→ DATA EXTRACT:
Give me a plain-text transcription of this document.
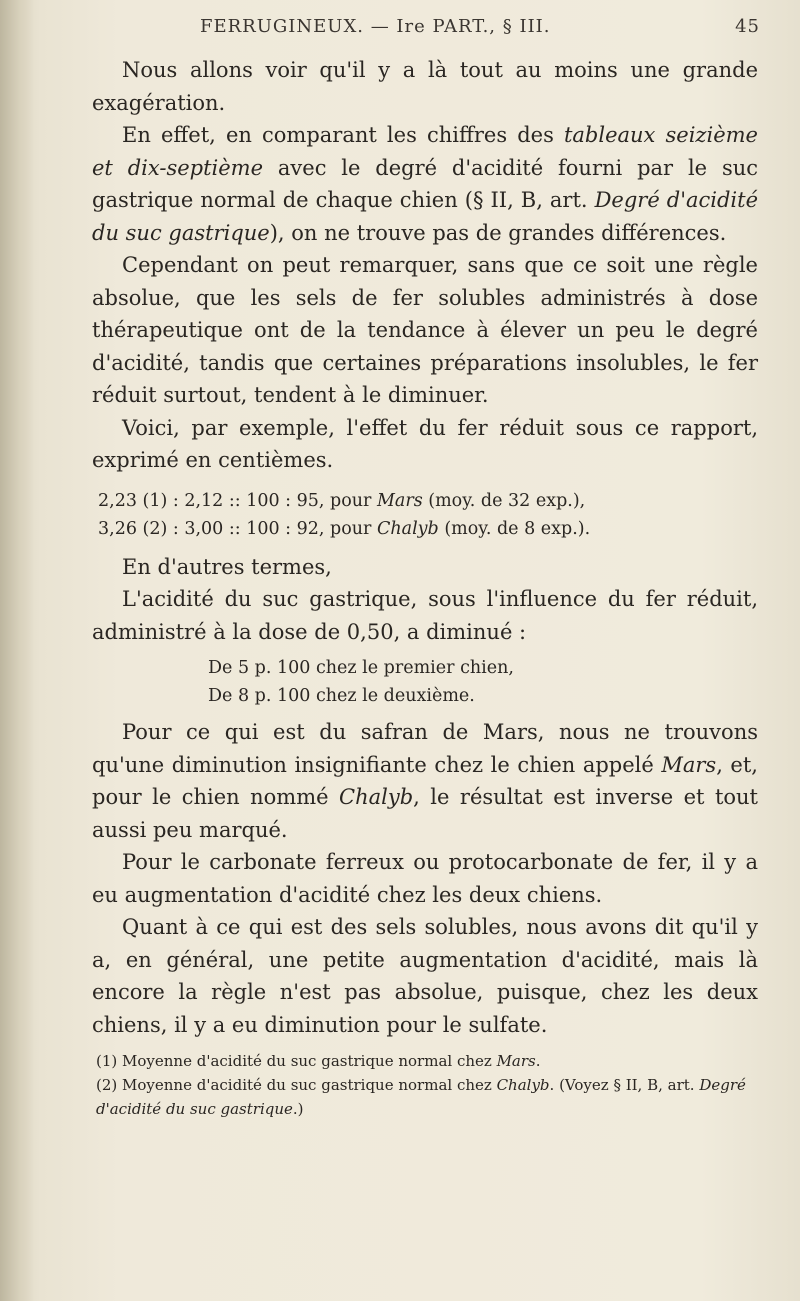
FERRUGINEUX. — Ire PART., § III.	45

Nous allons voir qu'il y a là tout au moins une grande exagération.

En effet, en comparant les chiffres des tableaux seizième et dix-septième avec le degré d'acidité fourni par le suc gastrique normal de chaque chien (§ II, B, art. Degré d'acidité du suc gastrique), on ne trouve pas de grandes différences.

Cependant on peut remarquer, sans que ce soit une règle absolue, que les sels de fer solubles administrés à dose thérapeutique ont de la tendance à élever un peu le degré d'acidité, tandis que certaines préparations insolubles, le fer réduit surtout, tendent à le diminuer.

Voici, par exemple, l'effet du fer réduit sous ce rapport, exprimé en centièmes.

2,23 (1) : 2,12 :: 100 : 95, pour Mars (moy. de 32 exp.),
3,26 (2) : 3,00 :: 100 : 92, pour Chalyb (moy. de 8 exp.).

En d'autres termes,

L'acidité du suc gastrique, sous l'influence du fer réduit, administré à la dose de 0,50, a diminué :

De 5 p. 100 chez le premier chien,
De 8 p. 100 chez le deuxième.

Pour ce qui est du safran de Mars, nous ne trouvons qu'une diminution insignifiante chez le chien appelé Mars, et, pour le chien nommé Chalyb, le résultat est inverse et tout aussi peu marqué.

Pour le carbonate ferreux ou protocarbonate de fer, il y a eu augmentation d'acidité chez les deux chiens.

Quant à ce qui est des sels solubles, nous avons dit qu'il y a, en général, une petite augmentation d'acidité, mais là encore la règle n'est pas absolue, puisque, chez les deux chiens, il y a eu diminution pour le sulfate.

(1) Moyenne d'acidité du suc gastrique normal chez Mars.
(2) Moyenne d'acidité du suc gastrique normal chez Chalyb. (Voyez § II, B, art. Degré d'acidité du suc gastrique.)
* * *
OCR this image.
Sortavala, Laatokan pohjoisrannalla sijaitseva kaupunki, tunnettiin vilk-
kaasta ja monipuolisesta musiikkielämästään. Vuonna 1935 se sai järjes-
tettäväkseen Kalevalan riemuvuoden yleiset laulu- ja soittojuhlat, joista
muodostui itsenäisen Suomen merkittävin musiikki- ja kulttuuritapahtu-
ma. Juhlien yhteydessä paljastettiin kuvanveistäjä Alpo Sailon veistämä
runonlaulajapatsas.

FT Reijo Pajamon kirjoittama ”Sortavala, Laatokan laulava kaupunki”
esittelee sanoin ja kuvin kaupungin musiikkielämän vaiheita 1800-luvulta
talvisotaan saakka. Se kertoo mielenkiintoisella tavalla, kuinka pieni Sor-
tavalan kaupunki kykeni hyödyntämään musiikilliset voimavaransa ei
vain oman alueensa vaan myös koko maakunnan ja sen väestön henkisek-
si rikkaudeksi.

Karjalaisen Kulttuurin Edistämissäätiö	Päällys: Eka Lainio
...
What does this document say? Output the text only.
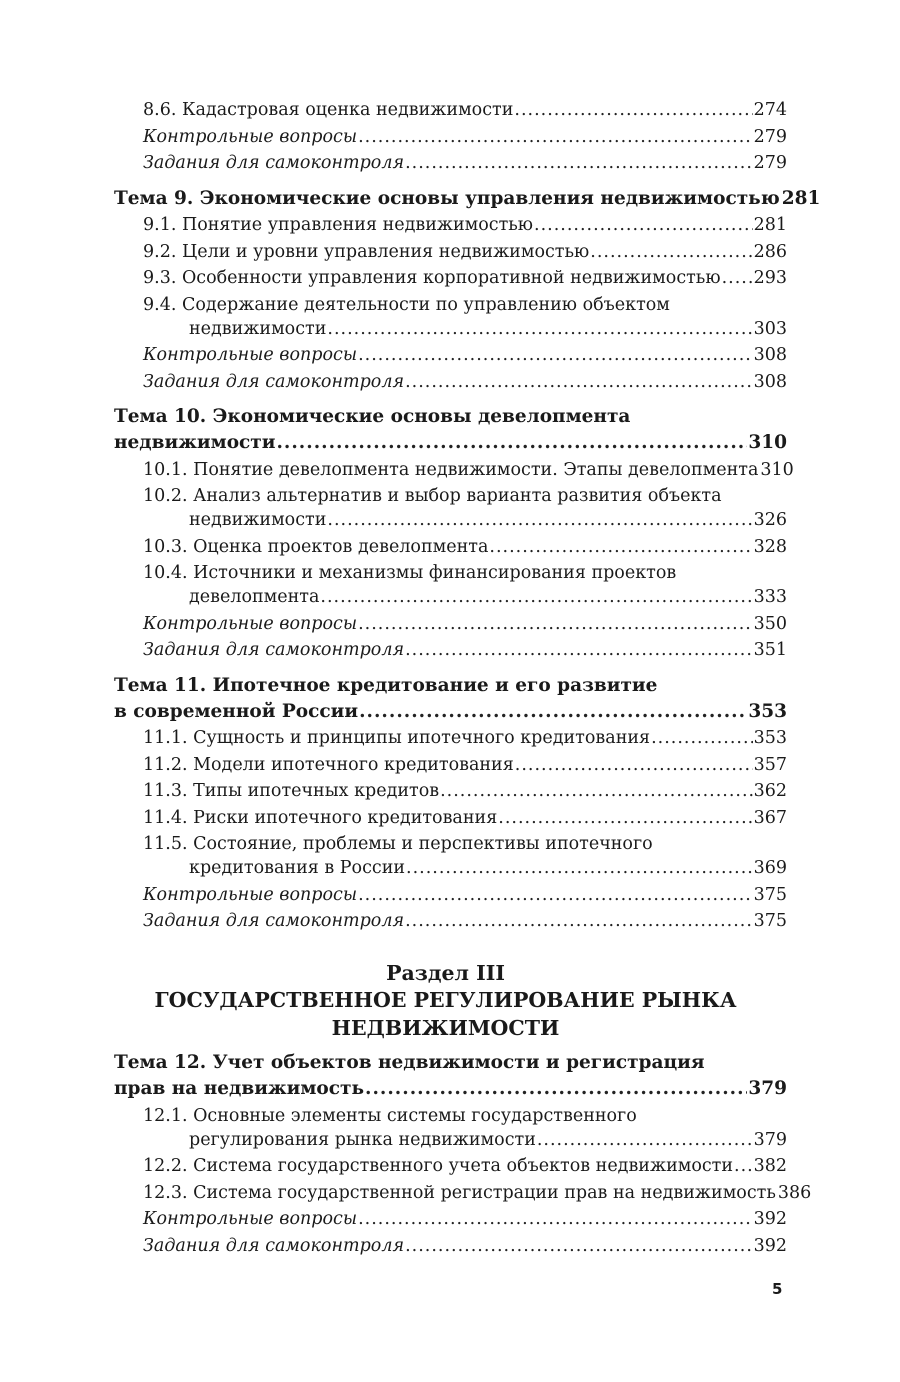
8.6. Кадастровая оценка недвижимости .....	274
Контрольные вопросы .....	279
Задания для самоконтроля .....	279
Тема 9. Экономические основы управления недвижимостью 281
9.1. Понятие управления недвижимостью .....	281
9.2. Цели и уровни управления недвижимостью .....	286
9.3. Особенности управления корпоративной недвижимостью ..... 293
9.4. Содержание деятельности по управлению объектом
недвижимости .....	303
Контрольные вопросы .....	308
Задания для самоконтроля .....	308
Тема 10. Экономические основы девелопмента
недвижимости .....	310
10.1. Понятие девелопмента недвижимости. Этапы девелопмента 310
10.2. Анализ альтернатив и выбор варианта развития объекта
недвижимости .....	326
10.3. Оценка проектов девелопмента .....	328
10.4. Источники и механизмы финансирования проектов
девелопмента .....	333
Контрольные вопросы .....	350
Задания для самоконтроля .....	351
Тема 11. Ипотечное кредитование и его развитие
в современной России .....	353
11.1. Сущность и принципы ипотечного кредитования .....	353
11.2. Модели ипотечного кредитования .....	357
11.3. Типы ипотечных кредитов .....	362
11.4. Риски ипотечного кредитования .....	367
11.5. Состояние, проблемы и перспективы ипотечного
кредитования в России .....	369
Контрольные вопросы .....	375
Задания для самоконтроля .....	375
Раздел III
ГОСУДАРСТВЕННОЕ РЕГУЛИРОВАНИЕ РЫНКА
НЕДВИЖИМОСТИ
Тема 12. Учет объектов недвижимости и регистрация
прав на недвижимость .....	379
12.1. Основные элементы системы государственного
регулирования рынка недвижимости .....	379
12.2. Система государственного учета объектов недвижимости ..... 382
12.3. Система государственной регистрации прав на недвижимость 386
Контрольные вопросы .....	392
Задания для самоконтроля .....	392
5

→ WHAT IS EXPECTED:
Count how many lines include the string "effet". Nothing but the number is needed.

→ RESPONSE TO THIS EXERCISE:
2